## [YOUR INSTRUCTIONS]
Write each line out again exactly as written.

## [RECORDS SUPPLIED]

#####

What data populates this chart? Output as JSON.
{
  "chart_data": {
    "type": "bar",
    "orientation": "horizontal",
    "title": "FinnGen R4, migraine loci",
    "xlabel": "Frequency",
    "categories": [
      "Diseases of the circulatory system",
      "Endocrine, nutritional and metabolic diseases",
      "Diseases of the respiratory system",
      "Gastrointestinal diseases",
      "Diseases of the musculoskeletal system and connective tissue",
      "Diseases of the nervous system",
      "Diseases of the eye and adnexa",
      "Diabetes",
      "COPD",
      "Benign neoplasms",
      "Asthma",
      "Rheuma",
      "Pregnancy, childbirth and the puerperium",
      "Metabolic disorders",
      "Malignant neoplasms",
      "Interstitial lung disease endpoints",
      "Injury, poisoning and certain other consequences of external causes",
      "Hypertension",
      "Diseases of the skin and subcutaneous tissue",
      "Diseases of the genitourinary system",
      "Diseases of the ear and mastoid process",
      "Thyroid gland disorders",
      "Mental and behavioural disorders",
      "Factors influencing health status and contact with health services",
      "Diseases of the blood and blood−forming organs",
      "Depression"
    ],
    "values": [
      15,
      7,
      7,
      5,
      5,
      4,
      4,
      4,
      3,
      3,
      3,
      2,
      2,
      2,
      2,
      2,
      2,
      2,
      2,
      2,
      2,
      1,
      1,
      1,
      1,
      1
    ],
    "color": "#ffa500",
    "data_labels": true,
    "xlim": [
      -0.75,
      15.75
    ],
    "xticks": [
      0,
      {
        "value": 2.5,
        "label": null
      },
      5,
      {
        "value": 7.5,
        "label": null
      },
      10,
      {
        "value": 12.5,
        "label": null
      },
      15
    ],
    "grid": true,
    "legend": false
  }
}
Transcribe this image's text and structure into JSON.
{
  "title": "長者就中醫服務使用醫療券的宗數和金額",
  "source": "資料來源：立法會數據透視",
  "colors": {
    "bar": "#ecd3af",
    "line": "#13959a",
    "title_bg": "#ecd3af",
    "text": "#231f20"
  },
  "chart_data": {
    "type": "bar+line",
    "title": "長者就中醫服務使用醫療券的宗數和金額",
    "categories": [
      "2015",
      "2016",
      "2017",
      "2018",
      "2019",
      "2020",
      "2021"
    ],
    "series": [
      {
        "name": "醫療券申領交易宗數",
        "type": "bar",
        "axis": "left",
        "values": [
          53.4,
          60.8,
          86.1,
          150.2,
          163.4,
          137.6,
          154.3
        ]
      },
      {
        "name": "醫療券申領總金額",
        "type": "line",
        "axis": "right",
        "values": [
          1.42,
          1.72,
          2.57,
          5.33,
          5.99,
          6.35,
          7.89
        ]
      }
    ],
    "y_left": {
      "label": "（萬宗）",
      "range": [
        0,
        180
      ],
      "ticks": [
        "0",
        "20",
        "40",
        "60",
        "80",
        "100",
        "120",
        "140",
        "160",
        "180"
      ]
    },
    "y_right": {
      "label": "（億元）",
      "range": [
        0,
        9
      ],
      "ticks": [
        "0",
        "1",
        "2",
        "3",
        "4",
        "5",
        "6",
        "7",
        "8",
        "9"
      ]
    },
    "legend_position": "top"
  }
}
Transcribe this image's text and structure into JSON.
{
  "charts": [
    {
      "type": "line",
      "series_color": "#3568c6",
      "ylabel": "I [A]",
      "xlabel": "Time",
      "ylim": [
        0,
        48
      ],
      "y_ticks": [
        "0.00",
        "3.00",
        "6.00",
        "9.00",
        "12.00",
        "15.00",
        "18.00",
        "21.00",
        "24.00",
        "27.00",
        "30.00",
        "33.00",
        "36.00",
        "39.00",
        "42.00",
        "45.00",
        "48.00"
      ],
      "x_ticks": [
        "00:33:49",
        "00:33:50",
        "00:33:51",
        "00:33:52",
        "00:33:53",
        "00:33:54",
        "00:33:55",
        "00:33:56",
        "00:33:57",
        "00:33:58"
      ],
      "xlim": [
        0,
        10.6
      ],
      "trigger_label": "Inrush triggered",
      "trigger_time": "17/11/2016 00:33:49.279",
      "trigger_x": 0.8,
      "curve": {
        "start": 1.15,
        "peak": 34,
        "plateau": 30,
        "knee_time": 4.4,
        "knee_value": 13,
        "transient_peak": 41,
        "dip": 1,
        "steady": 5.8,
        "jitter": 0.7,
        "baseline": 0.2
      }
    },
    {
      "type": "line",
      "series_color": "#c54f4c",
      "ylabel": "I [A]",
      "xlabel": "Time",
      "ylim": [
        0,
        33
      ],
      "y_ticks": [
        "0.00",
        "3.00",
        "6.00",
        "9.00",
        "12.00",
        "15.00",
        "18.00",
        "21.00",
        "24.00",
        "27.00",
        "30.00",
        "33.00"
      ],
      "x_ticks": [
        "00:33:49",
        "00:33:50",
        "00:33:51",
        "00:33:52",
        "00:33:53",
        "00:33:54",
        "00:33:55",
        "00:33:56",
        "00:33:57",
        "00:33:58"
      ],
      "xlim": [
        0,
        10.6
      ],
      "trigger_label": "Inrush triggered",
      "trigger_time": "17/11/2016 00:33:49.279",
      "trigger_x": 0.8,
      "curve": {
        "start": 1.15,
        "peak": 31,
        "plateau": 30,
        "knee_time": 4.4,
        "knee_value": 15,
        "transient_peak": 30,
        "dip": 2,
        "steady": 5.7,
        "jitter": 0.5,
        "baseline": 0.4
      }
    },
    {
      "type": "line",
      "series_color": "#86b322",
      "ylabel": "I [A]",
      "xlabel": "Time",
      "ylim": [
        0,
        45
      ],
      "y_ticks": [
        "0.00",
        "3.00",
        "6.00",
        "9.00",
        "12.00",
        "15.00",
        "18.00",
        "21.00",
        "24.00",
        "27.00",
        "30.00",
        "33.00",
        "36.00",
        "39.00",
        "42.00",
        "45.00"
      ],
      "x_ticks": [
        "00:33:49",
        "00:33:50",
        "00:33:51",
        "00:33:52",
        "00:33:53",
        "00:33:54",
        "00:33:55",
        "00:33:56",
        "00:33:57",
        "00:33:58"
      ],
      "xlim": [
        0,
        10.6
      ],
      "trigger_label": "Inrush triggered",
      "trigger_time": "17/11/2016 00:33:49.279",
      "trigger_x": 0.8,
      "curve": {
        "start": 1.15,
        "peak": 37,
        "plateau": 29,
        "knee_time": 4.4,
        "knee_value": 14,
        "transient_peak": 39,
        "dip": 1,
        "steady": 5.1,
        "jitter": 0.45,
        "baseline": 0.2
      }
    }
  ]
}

#####

## [SOLUTION]
What data populates this chart? Output as JSON.
{
  "chart_data": {
    "type": "bar",
    "orientation": "horizontal",
    "title": "FinnGen R4, migraine loci",
    "xlabel": "Frequency",
    "categories": [
      "Diseases of the circulatory system",
      "Endocrine, nutritional and metabolic diseases",
      "Diseases of the respiratory system",
      "Gastrointestinal diseases",
      "Diseases of the musculoskeletal system and connective tissue",
      "Diseases of the nervous system",
      "Diseases of the eye and adnexa",
      "Diabetes",
      "COPD",
      "Benign neoplasms",
      "Asthma",
      "Rheuma",
      "Pregnancy, childbirth and the puerperium",
      "Metabolic disorders",
      "Malignant neoplasms",
      "Interstitial lung disease endpoints",
      "Injury, poisoning and certain other consequences of external causes",
      "Hypertension",
      "Diseases of the skin and subcutaneous tissue",
      "Diseases of the genitourinary system",
      "Diseases of the ear and mastoid process",
      "Thyroid gland disorders",
      "Mental and behavioural disorders",
      "Factors influencing health status and contact with health services",
      "Diseases of the blood and blood−forming organs",
      "Depression"
    ],
    "values": [
      15,
      7,
      7,
      5,
      5,
      4,
      4,
      4,
      3,
      3,
      3,
      2,
      2,
      2,
      2,
      2,
      2,
      2,
      2,
      2,
      2,
      1,
      1,
      1,
      1,
      1
    ],
    "color": "#ffa500",
    "data_labels": true,
    "xlim": [
      -0.75,
      15.75
    ],
    "xticks": [
      0,
      {
        "value": 2.5,
        "label": null
      },
      5,
      {
        "value": 7.5,
        "label": null
      },
      10,
      {
        "value": 12.5,
        "label": null
      },
      15
    ],
    "grid": true,
    "legend": false
  }
}
Transcribe this image's text and structure into JSON.
{
  "title": "長者就中醫服務使用醫療券的宗數和金額",
  "source": "資料來源：立法會數據透視",
  "colors": {
    "bar": "#ecd3af",
    "line": "#13959a",
    "title_bg": "#ecd3af",
    "text": "#231f20"
  },
  "chart_data": {
    "type": "bar+line",
    "title": "長者就中醫服務使用醫療券的宗數和金額",
    "categories": [
      "2015",
      "2016",
      "2017",
      "2018",
      "2019",
      "2020",
      "2021"
    ],
    "series": [
      {
        "name": "醫療券申領交易宗數",
        "type": "bar",
        "axis": "left",
        "values": [
          53.4,
          60.8,
          86.1,
          150.2,
          163.4,
          137.6,
          154.3
        ]
      },
      {
        "name": "醫療券申領總金額",
        "type": "line",
        "axis": "right",
        "values": [
          1.42,
          1.72,
          2.57,
          5.33,
          5.99,
          6.35,
          7.89
        ]
      }
    ],
    "y_left": {
      "label": "（萬宗）",
      "range": [
        0,
        180
      ],
      "ticks": [
        "0",
        "20",
        "40",
        "60",
        "80",
        "100",
        "120",
        "140",
        "160",
        "180"
      ]
    },
    "y_right": {
      "label": "（億元）",
      "range": [
        0,
        9
      ],
      "ticks": [
        "0",
        "1",
        "2",
        "3",
        "4",
        "5",
        "6",
        "7",
        "8",
        "9"
      ]
    },
    "legend_position": "top"
  }
}
Transcribe this image's text and structure into JSON.
{
  "charts": [
    {
      "type": "line",
      "series_color": "#3568c6",
      "ylabel": "I [A]",
      "xlabel": "Time",
      "ylim": [
        0,
        48
      ],
      "y_ticks": [
        "0.00",
        "3.00",
        "6.00",
        "9.00",
        "12.00",
        "15.00",
        "18.00",
        "21.00",
        "24.00",
        "27.00",
        "30.00",
        "33.00",
        "36.00",
        "39.00",
        "42.00",
        "45.00",
        "48.00"
      ],
      "x_ticks": [
        "00:33:49",
        "00:33:50",
        "00:33:51",
        "00:33:52",
        "00:33:53",
        "00:33:54",
        "00:33:55",
        "00:33:56",
        "00:33:57",
        "00:33:58"
      ],
      "xlim": [
        0,
        10.6
      ],
      "trigger_label": "Inrush triggered",
      "trigger_time": "17/11/2016 00:33:49.279",
      "trigger_x": 0.8,
      "curve": {
        "start": 1.15,
        "peak": 34,
        "plateau": 30,
        "knee_time": 4.4,
        "knee_value": 13,
        "transient_peak": 41,
        "dip": 1,
        "steady": 5.8,
        "jitter": 0.7,
        "baseline": 0.2
      }
    },
    {
      "type": "line",
      "series_color": "#c54f4c",
      "ylabel": "I [A]",
      "xlabel": "Time",
      "ylim": [
        0,
        33
      ],
      "y_ticks": [
        "0.00",
        "3.00",
        "6.00",
        "9.00",
        "12.00",
        "15.00",
        "18.00",
        "21.00",
        "24.00",
        "27.00",
        "30.00",
        "33.00"
      ],
      "x_ticks": [
        "00:33:49",
        "00:33:50",
        "00:33:51",
        "00:33:52",
        "00:33:53",
        "00:33:54",
        "00:33:55",
        "00:33:56",
        "00:33:57",
        "00:33:58"
      ],
      "xlim": [
        0,
        10.6
      ],
      "trigger_label": "Inrush triggered",
      "trigger_time": "17/11/2016 00:33:49.279",
      "trigger_x": 0.8,
      "curve": {
        "start": 1.15,
        "peak": 31,
        "plateau": 30,
        "knee_time": 4.4,
        "knee_value": 15,
        "transient_peak": 30,
        "dip": 2,
        "steady": 5.7,
        "jitter": 0.5,
        "baseline": 0.4
      }
    },
    {
      "type": "line",
      "series_color": "#86b322",
      "ylabel": "I [A]",
      "xlabel": "Time",
      "ylim": [
        0,
        45
      ],
      "y_ticks": [
        "0.00",
        "3.00",
        "6.00",
        "9.00",
        "12.00",
        "15.00",
        "18.00",
        "21.00",
        "24.00",
        "27.00",
        "30.00",
        "33.00",
        "36.00",
        "39.00",
        "42.00",
        "45.00"
      ],
      "x_ticks": [
        "00:33:49",
        "00:33:50",
        "00:33:51",
        "00:33:52",
        "00:33:53",
        "00:33:54",
        "00:33:55",
        "00:33:56",
        "00:33:57",
        "00:33:58"
      ],
      "xlim": [
        0,
        10.6
      ],
      "trigger_label": "Inrush triggered",
      "trigger_time": "17/11/2016 00:33:49.279",
      "trigger_x": 0.8,
      "curve": {
        "start": 1.15,
        "peak": 37,
        "plateau": 29,
        "knee_time": 4.4,
        "knee_value": 14,
        "transient_peak": 39,
        "dip": 1,
        "steady": 5.1,
        "jitter": 0.45,
        "baseline": 0.2
      }
    }
  ]
}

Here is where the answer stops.